_TO BE DONE_. Please transcribe the listing below in full and word for word, without its pictures.

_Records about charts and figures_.
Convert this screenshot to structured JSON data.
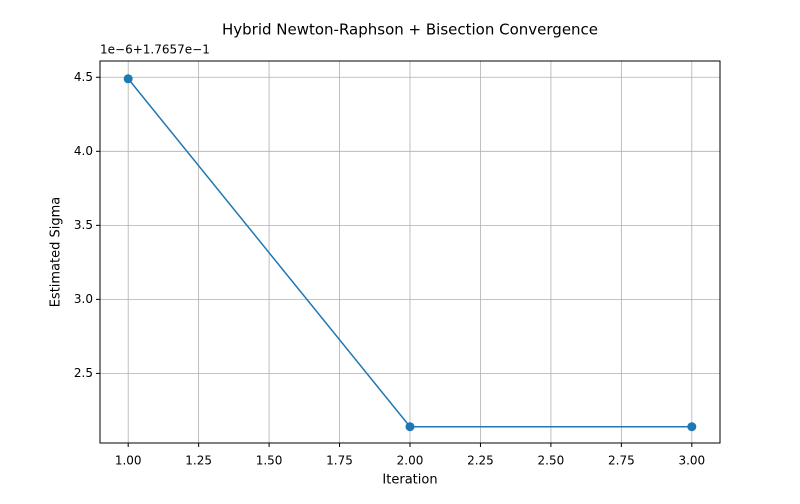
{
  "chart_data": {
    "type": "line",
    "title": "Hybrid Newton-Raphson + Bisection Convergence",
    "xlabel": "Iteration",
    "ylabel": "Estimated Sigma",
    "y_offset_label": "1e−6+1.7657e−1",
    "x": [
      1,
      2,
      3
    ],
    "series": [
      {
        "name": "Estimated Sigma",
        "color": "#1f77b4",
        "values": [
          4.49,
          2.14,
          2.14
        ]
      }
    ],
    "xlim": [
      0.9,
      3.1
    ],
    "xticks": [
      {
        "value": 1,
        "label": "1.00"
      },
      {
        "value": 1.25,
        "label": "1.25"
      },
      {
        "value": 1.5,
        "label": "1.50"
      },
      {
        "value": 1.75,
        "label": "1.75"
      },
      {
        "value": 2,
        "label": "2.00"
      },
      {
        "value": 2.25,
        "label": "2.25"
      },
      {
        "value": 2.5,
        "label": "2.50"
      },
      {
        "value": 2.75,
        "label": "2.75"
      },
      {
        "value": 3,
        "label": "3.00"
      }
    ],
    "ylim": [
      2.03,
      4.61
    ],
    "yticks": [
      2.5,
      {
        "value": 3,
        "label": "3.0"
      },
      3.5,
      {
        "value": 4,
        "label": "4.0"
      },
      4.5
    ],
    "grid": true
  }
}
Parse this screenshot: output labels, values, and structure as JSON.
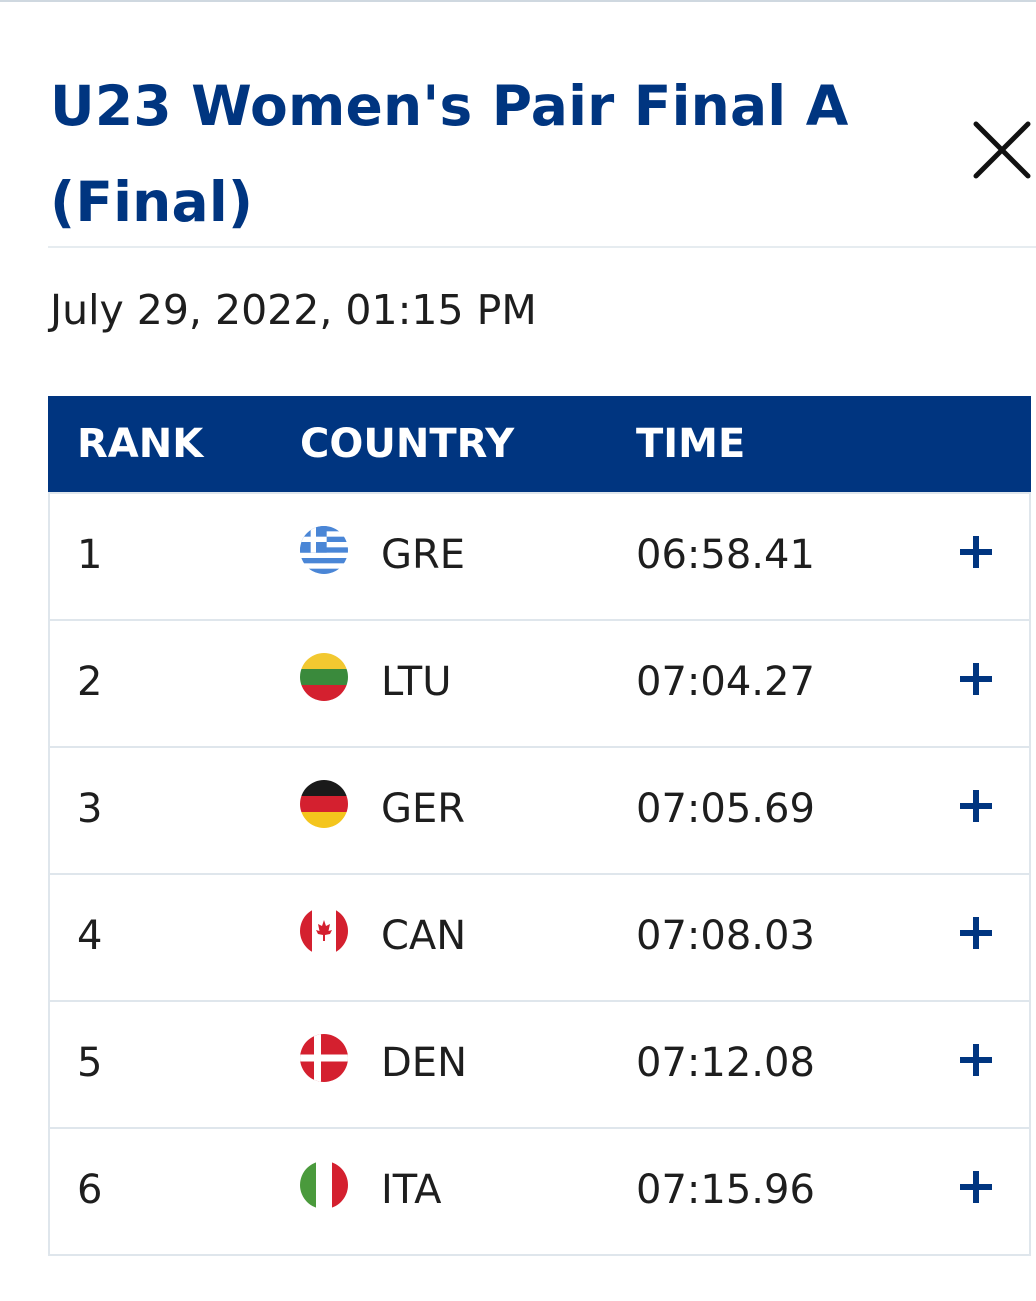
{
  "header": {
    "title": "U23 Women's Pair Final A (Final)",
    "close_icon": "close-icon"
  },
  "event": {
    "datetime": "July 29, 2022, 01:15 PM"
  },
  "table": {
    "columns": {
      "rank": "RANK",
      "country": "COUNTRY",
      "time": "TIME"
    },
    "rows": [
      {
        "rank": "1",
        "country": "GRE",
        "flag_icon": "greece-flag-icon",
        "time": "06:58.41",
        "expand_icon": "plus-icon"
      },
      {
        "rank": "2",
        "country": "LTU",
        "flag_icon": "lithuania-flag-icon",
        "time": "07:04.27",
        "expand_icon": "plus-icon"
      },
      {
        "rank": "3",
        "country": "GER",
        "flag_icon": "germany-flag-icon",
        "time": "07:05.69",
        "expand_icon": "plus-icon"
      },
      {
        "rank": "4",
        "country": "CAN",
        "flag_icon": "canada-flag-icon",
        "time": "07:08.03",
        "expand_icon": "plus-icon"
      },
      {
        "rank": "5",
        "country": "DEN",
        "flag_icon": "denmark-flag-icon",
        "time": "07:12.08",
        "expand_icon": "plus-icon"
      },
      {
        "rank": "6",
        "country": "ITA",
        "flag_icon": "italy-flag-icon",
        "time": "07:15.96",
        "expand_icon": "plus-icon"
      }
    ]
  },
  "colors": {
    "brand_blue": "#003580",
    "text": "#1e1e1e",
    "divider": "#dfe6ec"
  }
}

_RESPONSE TO THE TASK_.
Convert this screenshot to structured JSON data.
{
  "chart_data": {
    "type": "line",
    "title": "Hybrid Newton-Raphson + Bisection Convergence",
    "xlabel": "Iteration",
    "ylabel": "Estimated Sigma",
    "y_offset_label": "1e−6+1.7657e−1",
    "x": [
      1,
      2,
      3
    ],
    "series": [
      {
        "name": "Estimated Sigma",
        "color": "#1f77b4",
        "values": [
          4.49,
          2.14,
          2.14
        ]
      }
    ],
    "xlim": [
      0.9,
      3.1
    ],
    "xticks": [
      {
        "value": 1,
        "label": "1.00"
      },
      {
        "value": 1.25,
        "label": "1.25"
      },
      {
        "value": 1.5,
        "label": "1.50"
      },
      {
        "value": 1.75,
        "label": "1.75"
      },
      {
        "value": 2,
        "label": "2.00"
      },
      {
        "value": 2.25,
        "label": "2.25"
      },
      {
        "value": 2.5,
        "label": "2.50"
      },
      {
        "value": 2.75,
        "label": "2.75"
      },
      {
        "value": 3,
        "label": "3.00"
      }
    ],
    "ylim": [
      2.03,
      4.61
    ],
    "yticks": [
      2.5,
      {
        "value": 3,
        "label": "3.0"
      },
      3.5,
      {
        "value": 4,
        "label": "4.0"
      },
      4.5
    ],
    "grid": true
  }
}
Parse this screenshot: output labels, values, and structure as JSON.
{
  "header": {
    "title": "U23 Women's Pair Final A (Final)",
    "close_icon": "close-icon"
  },
  "event": {
    "datetime": "July 29, 2022, 01:15 PM"
  },
  "table": {
    "columns": {
      "rank": "RANK",
      "country": "COUNTRY",
      "time": "TIME"
    },
    "rows": [
      {
        "rank": "1",
        "country": "GRE",
        "flag_icon": "greece-flag-icon",
        "time": "06:58.41",
        "expand_icon": "plus-icon"
      },
      {
        "rank": "2",
        "country": "LTU",
        "flag_icon": "lithuania-flag-icon",
        "time": "07:04.27",
        "expand_icon": "plus-icon"
      },
      {
        "rank": "3",
        "country": "GER",
        "flag_icon": "germany-flag-icon",
        "time": "07:05.69",
        "expand_icon": "plus-icon"
      },
      {
        "rank": "4",
        "country": "CAN",
        "flag_icon": "canada-flag-icon",
        "time": "07:08.03",
        "expand_icon": "plus-icon"
      },
      {
        "rank": "5",
        "country": "DEN",
        "flag_icon": "denmark-flag-icon",
        "time": "07:12.08",
        "expand_icon": "plus-icon"
      },
      {
        "rank": "6",
        "country": "ITA",
        "flag_icon": "italy-flag-icon",
        "time": "07:15.96",
        "expand_icon": "plus-icon"
      }
    ]
  },
  "colors": {
    "brand_blue": "#003580",
    "text": "#1e1e1e",
    "divider": "#dfe6ec"
  }
}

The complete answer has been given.